• [Aim]:
Your task is to copy the listing exactly. Drop any pictures from the copy.

• [Material for this task]:
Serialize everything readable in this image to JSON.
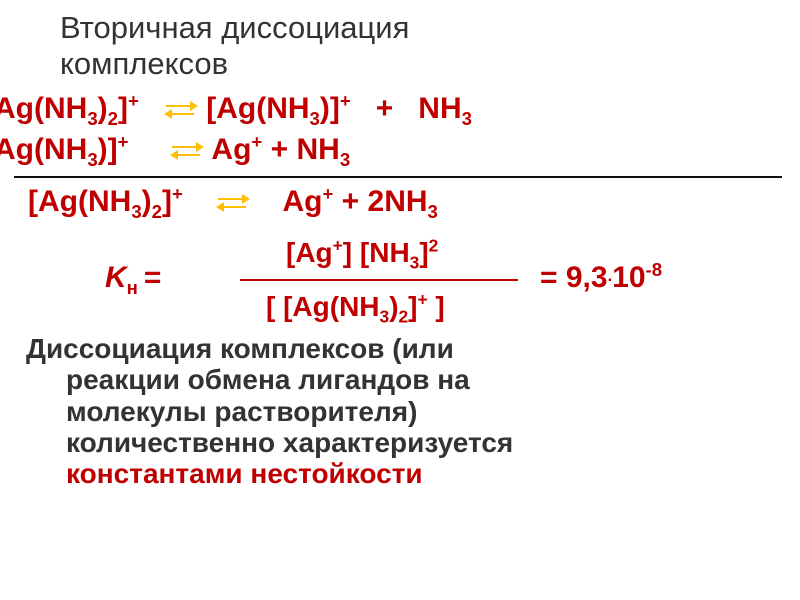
{
  "title": {
    "line1": "Вторичная диссоциация",
    "line2": "комплексов"
  },
  "equations": {
    "step1": {
      "left": "Ag(NH₃)₂]⁺",
      "right_complex": "[Ag(NH₃)]⁺",
      "plus": "+",
      "right_free": "NH₃"
    },
    "step2": {
      "left": "Ag(NH₃)]⁺",
      "right_ion": "Ag⁺",
      "plus": "+",
      "right_free": "NH₃"
    },
    "overall": {
      "left": "[Ag(NH₃)₂]⁺",
      "right_ion": "Ag⁺",
      "plus": "+",
      "right_free": "2NH₃"
    }
  },
  "constant": {
    "symbol_K": "K",
    "symbol_sub": "н",
    "eq": "=",
    "numerator": "[Ag⁺] [NH₃]²",
    "denominator": "[ [Ag(NH₃)₂]⁺ ]",
    "value_prefix": "=  9,3",
    "value_exp": "10⁻⁸"
  },
  "body": {
    "l1": "Диссоциация комплексов (или",
    "l2": "реакции обмена лигандов на",
    "l3": "молекулы растворителя)",
    "l4": "количественно характеризуется",
    "l5": "константами нестойкости"
  },
  "colors": {
    "text": "#333333",
    "accent": "#c00000",
    "arrow": "#ffbf00",
    "rule": "#111111",
    "background": "#ffffff"
  },
  "fonts": {
    "title_size": 31,
    "equation_size": 30,
    "body_size": 28,
    "family": "Arial"
  }
}
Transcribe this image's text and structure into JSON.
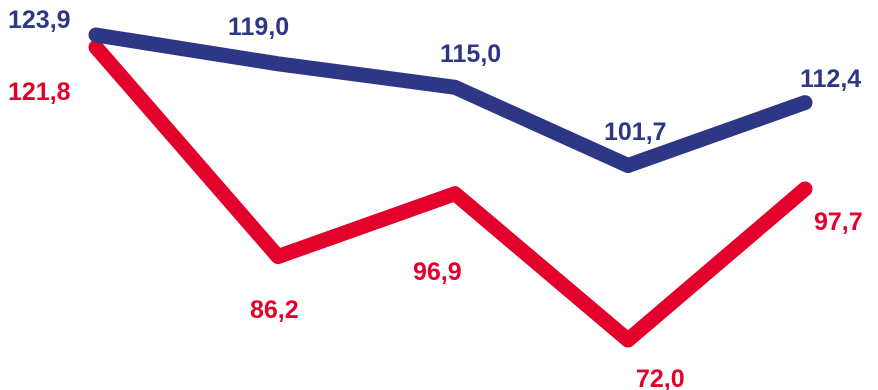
{
  "chart_data": {
    "type": "line",
    "categories": [
      "",
      "",
      "",
      "",
      ""
    ],
    "series": [
      {
        "name": "",
        "color": "#2d3785",
        "values": [
          123.9,
          119.0,
          115.0,
          101.7,
          112.4
        ],
        "labels": [
          "123,9",
          "119,0",
          "115,0",
          "101,7",
          "112,4"
        ]
      },
      {
        "name": "",
        "color": "#e3002b",
        "values": [
          121.8,
          86.2,
          96.9,
          72.0,
          97.7
        ],
        "labels": [
          "121,8",
          "86,2",
          "96,9",
          "72,0",
          "97,7"
        ]
      }
    ],
    "title": "",
    "xlabel": "",
    "ylabel": "",
    "ylim": [
      70,
      125
    ],
    "grid": false,
    "legend": "none"
  }
}
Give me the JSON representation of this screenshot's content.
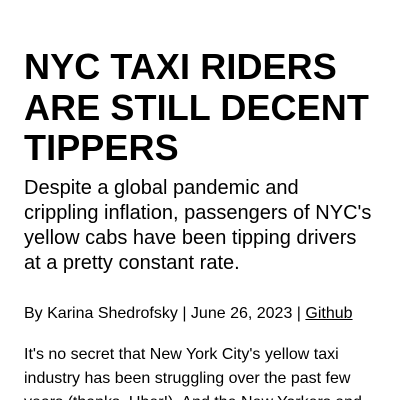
{
  "article": {
    "headline": "NYC TAXI RIDERS ARE STILL DECENT TIPPERS",
    "subheadline": "Despite a global pandemic and crippling inflation, passengers of NYC's yellow cabs have been tipping drivers at a pretty constant rate.",
    "byline": {
      "prefix": "By",
      "author": "Karina Shedrofsky",
      "separator": "|",
      "date": "June 26, 2023",
      "link_label": "Github"
    },
    "body_paragraph_1": "It's no secret that New York City's yellow taxi industry has been struggling over the past few years (thanks, Uber!). And the New Yorkers and"
  },
  "colors": {
    "text": "#000000",
    "background": "#ffffff"
  }
}
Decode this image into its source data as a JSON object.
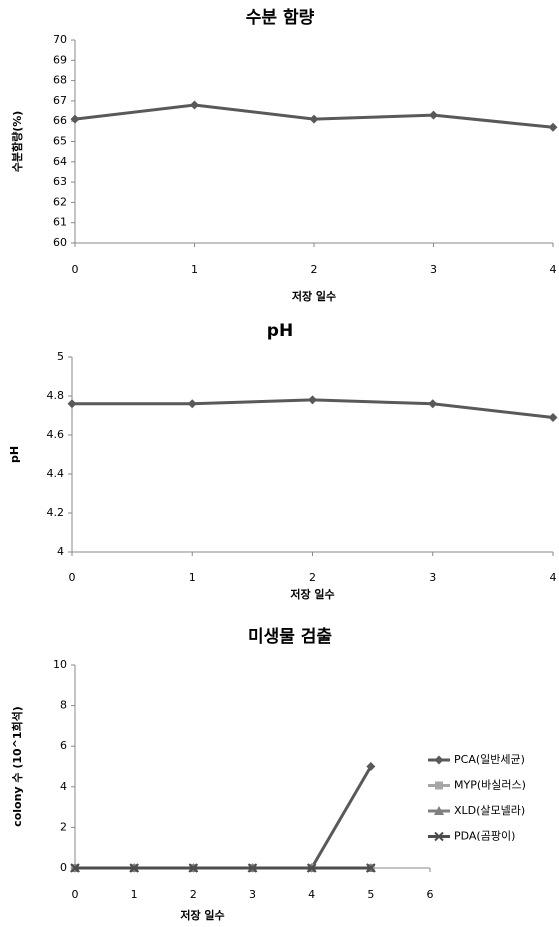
{
  "chart_data": [
    {
      "type": "line",
      "title": "수분 함량",
      "x_label": "저장 일수",
      "y_label": "수분함량(%)",
      "x": [
        0,
        1,
        2,
        3,
        4
      ],
      "values": [
        66.1,
        66.8,
        66.1,
        66.3,
        65.7
      ],
      "color": "#595959",
      "marker": "diamond",
      "xlim": [
        0,
        4
      ],
      "xticks": [
        0,
        1,
        2,
        3,
        4
      ],
      "ylim": [
        60,
        70
      ],
      "yticks": [
        60,
        61,
        62,
        63,
        64,
        65,
        66,
        67,
        68,
        69,
        70
      ],
      "grid": false
    },
    {
      "type": "line",
      "title": "pH",
      "x_label": "저장 일수",
      "y_label": "pH",
      "x": [
        0,
        1,
        2,
        3,
        4
      ],
      "values": [
        4.76,
        4.76,
        4.78,
        4.76,
        4.69
      ],
      "color": "#595959",
      "marker": "diamond",
      "xlim": [
        0,
        4
      ],
      "xticks": [
        0,
        1,
        2,
        3,
        4
      ],
      "ylim": [
        4,
        5
      ],
      "yticks": [
        4,
        4.2,
        4.4,
        4.6,
        4.8,
        5
      ],
      "grid": false
    },
    {
      "type": "line",
      "title": "미생물 검출",
      "x_label": "저장 일수",
      "y_label": "colony 수 (10^1희석)",
      "x": [
        0,
        1,
        2,
        3,
        4,
        5
      ],
      "series": [
        {
          "name": "PCA(일반세균)",
          "color": "#595959",
          "marker": "diamond",
          "values": [
            0,
            0,
            0,
            0,
            0,
            5
          ]
        },
        {
          "name": "MYP(바실러스)",
          "color": "#a6a6a6",
          "marker": "square",
          "values": [
            0,
            0,
            0,
            0,
            0,
            0
          ]
        },
        {
          "name": "XLD(살모넬라)",
          "color": "#7f7f7f",
          "marker": "triangle",
          "values": [
            0,
            0,
            0,
            0,
            0,
            0
          ]
        },
        {
          "name": "PDA(곰팡이)",
          "color": "#4d4d4d",
          "marker": "x",
          "values": [
            0,
            0,
            0,
            0,
            0,
            0
          ]
        }
      ],
      "xlim": [
        0,
        6
      ],
      "xticks": [
        0,
        1,
        2,
        3,
        4,
        5,
        6
      ],
      "ylim": [
        0,
        10
      ],
      "yticks": [
        0,
        2,
        4,
        6,
        8,
        10
      ],
      "grid": false,
      "legend": "right"
    }
  ]
}
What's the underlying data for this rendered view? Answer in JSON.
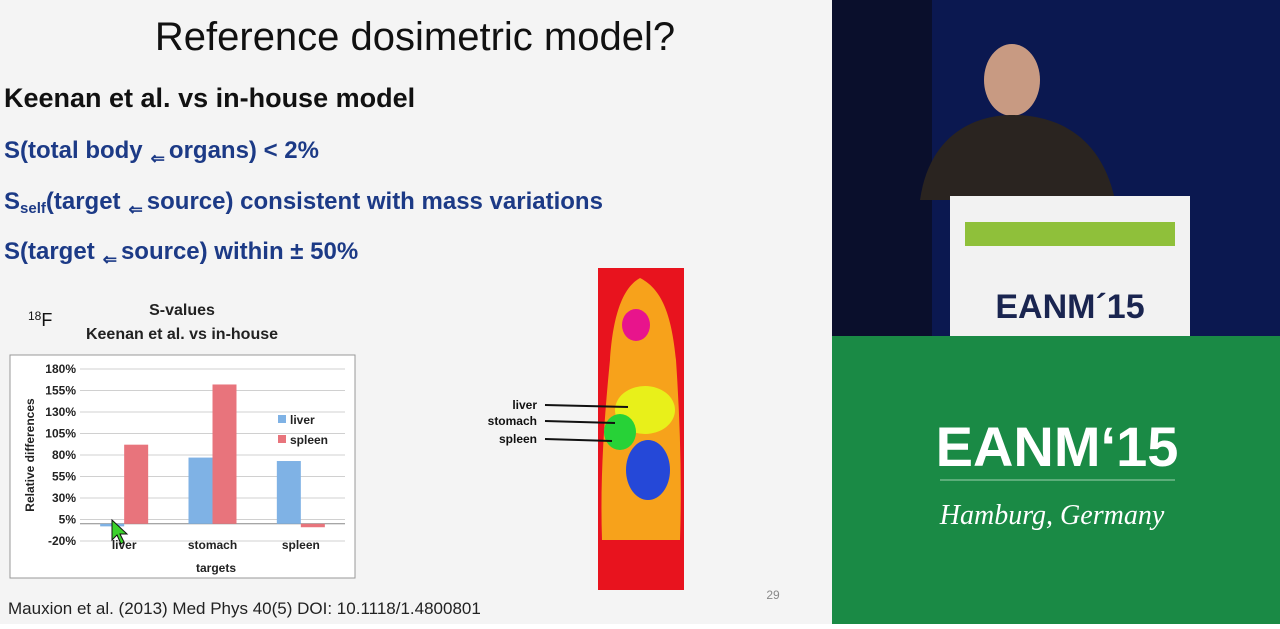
{
  "slide": {
    "title": "Reference dosimetric model?",
    "heading": "Keenan et al. vs in-house model",
    "bullets": [
      [
        "S(total body",
        "⇐",
        "organs) < 2%"
      ],
      [
        "S",
        "self",
        "(target",
        "⇐",
        "source) consistent with mass variations"
      ],
      [
        "S(target",
        "⇐",
        "source) within ± 50%"
      ]
    ],
    "isotope": [
      "18",
      "F"
    ],
    "image_labels": [
      "liver",
      "stomach",
      "spleen"
    ],
    "page_number": "29",
    "reference": "Mauxion et al. (2013) Med Phys 40(5) DOI: 10.1118/1.4800801"
  },
  "video": {
    "podium_text": "EANM´15",
    "banner_title": "EANM‘15",
    "banner_subtitle": "Hamburg, Germany"
  },
  "chart_data": {
    "type": "bar",
    "title": [
      "S-values",
      "Keenan et al. vs in-house"
    ],
    "x_label": "targets",
    "y_label": "Relative differences",
    "categories": [
      "liver",
      "stomach",
      "spleen"
    ],
    "series": [
      {
        "name": "liver",
        "color": "#7fb2e5",
        "values": [
          -3,
          77,
          73
        ]
      },
      {
        "name": "spleen",
        "color": "#e8747c",
        "values": [
          92,
          162,
          -4
        ]
      }
    ],
    "ylim": [
      -20,
      180
    ],
    "yticks": [
      {
        "value": -20,
        "label": "-20%"
      },
      {
        "value": 5,
        "label": "5%"
      },
      {
        "value": 30,
        "label": "30%"
      },
      {
        "value": 55,
        "label": "55%"
      },
      {
        "value": 80,
        "label": "80%"
      },
      {
        "value": 105,
        "label": "105%"
      },
      {
        "value": 130,
        "label": "130%"
      },
      {
        "value": 155,
        "label": "155%"
      },
      {
        "value": 180,
        "label": "180%"
      }
    ],
    "grid": true,
    "legend": "right"
  }
}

• [Written reply]:
Serialize everything readable in this image to JSON.
{
  "title": {
    "line1": "Вторичная диссоциация",
    "line2": "комплексов"
  },
  "equations": {
    "step1": {
      "left": "Ag(NH₃)₂]⁺",
      "right_complex": "[Ag(NH₃)]⁺",
      "plus": "+",
      "right_free": "NH₃"
    },
    "step2": {
      "left": "Ag(NH₃)]⁺",
      "right_ion": "Ag⁺",
      "plus": "+",
      "right_free": "NH₃"
    },
    "overall": {
      "left": "[Ag(NH₃)₂]⁺",
      "right_ion": "Ag⁺",
      "plus": "+",
      "right_free": "2NH₃"
    }
  },
  "constant": {
    "symbol_K": "K",
    "symbol_sub": "н",
    "eq": "=",
    "numerator": "[Ag⁺] [NH₃]²",
    "denominator": "[ [Ag(NH₃)₂]⁺ ]",
    "value_prefix": "=  9,3",
    "value_exp": "10⁻⁸"
  },
  "body": {
    "l1": "Диссоциация комплексов (или",
    "l2": "реакции обмена лигандов на",
    "l3": "молекулы растворителя)",
    "l4": "количественно характеризуется",
    "l5": "константами нестойкости"
  },
  "colors": {
    "text": "#333333",
    "accent": "#c00000",
    "arrow": "#ffbf00",
    "rule": "#111111",
    "background": "#ffffff"
  },
  "fonts": {
    "title_size": 31,
    "equation_size": 30,
    "body_size": 28,
    "family": "Arial"
  }
}
Transcribe this image's text and structure into JSON.
{
  "chart_data": {
    "type": "line",
    "categories": [
      "",
      "",
      "",
      "",
      ""
    ],
    "series": [
      {
        "name": "",
        "color": "#2d3785",
        "values": [
          123.9,
          119.0,
          115.0,
          101.7,
          112.4
        ],
        "labels": [
          "123,9",
          "119,0",
          "115,0",
          "101,7",
          "112,4"
        ]
      },
      {
        "name": "",
        "color": "#e3002b",
        "values": [
          121.8,
          86.2,
          96.9,
          72.0,
          97.7
        ],
        "labels": [
          "121,8",
          "86,2",
          "96,9",
          "72,0",
          "97,7"
        ]
      }
    ],
    "title": "",
    "xlabel": "",
    "ylabel": "",
    "ylim": [
      70,
      125
    ],
    "grid": false,
    "legend": "none"
  }
}
Give me the JSON representation of this screenshot's content.
{
  "article": {
    "headline": "NYC TAXI RIDERS ARE STILL DECENT TIPPERS",
    "subheadline": "Despite a global pandemic and crippling inflation, passengers of NYC's yellow cabs have been tipping drivers at a pretty constant rate.",
    "byline": {
      "prefix": "By",
      "author": "Karina Shedrofsky",
      "separator": "|",
      "date": "June 26, 2023",
      "link_label": "Github"
    },
    "body_paragraph_1": "It's no secret that New York City's yellow taxi industry has been struggling over the past few years (thanks, Uber!). And the New Yorkers and"
  },
  "colors": {
    "text": "#000000",
    "background": "#ffffff"
  }
}
Decode this image into its source data as a JSON object.
{
  "chart_data": [
    {
      "type": "line",
      "title": "수분 함량",
      "x_label": "저장 일수",
      "y_label": "수분함량(%)",
      "x": [
        0,
        1,
        2,
        3,
        4
      ],
      "values": [
        66.1,
        66.8,
        66.1,
        66.3,
        65.7
      ],
      "color": "#595959",
      "marker": "diamond",
      "xlim": [
        0,
        4
      ],
      "xticks": [
        0,
        1,
        2,
        3,
        4
      ],
      "ylim": [
        60,
        70
      ],
      "yticks": [
        60,
        61,
        62,
        63,
        64,
        65,
        66,
        67,
        68,
        69,
        70
      ],
      "grid": false
    },
    {
      "type": "line",
      "title": "pH",
      "x_label": "저장 일수",
      "y_label": "pH",
      "x": [
        0,
        1,
        2,
        3,
        4
      ],
      "values": [
        4.76,
        4.76,
        4.78,
        4.76,
        4.69
      ],
      "color": "#595959",
      "marker": "diamond",
      "xlim": [
        0,
        4
      ],
      "xticks": [
        0,
        1,
        2,
        3,
        4
      ],
      "ylim": [
        4,
        5
      ],
      "yticks": [
        4,
        4.2,
        4.4,
        4.6,
        4.8,
        5
      ],
      "grid": false
    },
    {
      "type": "line",
      "title": "미생물 검출",
      "x_label": "저장 일수",
      "y_label": "colony 수 (10^1희석)",
      "x": [
        0,
        1,
        2,
        3,
        4,
        5
      ],
      "series": [
        {
          "name": "PCA(일반세균)",
          "color": "#595959",
          "marker": "diamond",
          "values": [
            0,
            0,
            0,
            0,
            0,
            5
          ]
        },
        {
          "name": "MYP(바실러스)",
          "color": "#a6a6a6",
          "marker": "square",
          "values": [
            0,
            0,
            0,
            0,
            0,
            0
          ]
        },
        {
          "name": "XLD(살모넬라)",
          "color": "#7f7f7f",
          "marker": "triangle",
          "values": [
            0,
            0,
            0,
            0,
            0,
            0
          ]
        },
        {
          "name": "PDA(곰팡이)",
          "color": "#4d4d4d",
          "marker": "x",
          "values": [
            0,
            0,
            0,
            0,
            0,
            0
          ]
        }
      ],
      "xlim": [
        0,
        6
      ],
      "xticks": [
        0,
        1,
        2,
        3,
        4,
        5,
        6
      ],
      "ylim": [
        0,
        10
      ],
      "yticks": [
        0,
        2,
        4,
        6,
        8,
        10
      ],
      "grid": false,
      "legend": "right"
    }
  ]
}
What's the underlying data for this rendered view? Answer in JSON.
{
  "slide": {
    "title": "Reference dosimetric model?",
    "heading": "Keenan et al. vs in-house model",
    "bullets": [
      [
        "S(total body",
        "⇐",
        "organs) < 2%"
      ],
      [
        "S",
        "self",
        "(target",
        "⇐",
        "source) consistent with mass variations"
      ],
      [
        "S(target",
        "⇐",
        "source) within ± 50%"
      ]
    ],
    "isotope": [
      "18",
      "F"
    ],
    "image_labels": [
      "liver",
      "stomach",
      "spleen"
    ],
    "page_number": "29",
    "reference": "Mauxion et al. (2013) Med Phys 40(5) DOI: 10.1118/1.4800801"
  },
  "video": {
    "podium_text": "EANM´15",
    "banner_title": "EANM‘15",
    "banner_subtitle": "Hamburg, Germany"
  },
  "chart_data": {
    "type": "bar",
    "title": [
      "S-values",
      "Keenan et al. vs in-house"
    ],
    "x_label": "targets",
    "y_label": "Relative differences",
    "categories": [
      "liver",
      "stomach",
      "spleen"
    ],
    "series": [
      {
        "name": "liver",
        "color": "#7fb2e5",
        "values": [
          -3,
          77,
          73
        ]
      },
      {
        "name": "spleen",
        "color": "#e8747c",
        "values": [
          92,
          162,
          -4
        ]
      }
    ],
    "ylim": [
      -20,
      180
    ],
    "yticks": [
      {
        "value": -20,
        "label": "-20%"
      },
      {
        "value": 5,
        "label": "5%"
      },
      {
        "value": 30,
        "label": "30%"
      },
      {
        "value": 55,
        "label": "55%"
      },
      {
        "value": 80,
        "label": "80%"
      },
      {
        "value": 105,
        "label": "105%"
      },
      {
        "value": 130,
        "label": "130%"
      },
      {
        "value": 155,
        "label": "155%"
      },
      {
        "value": 180,
        "label": "180%"
      }
    ],
    "grid": true,
    "legend": "right"
  }
}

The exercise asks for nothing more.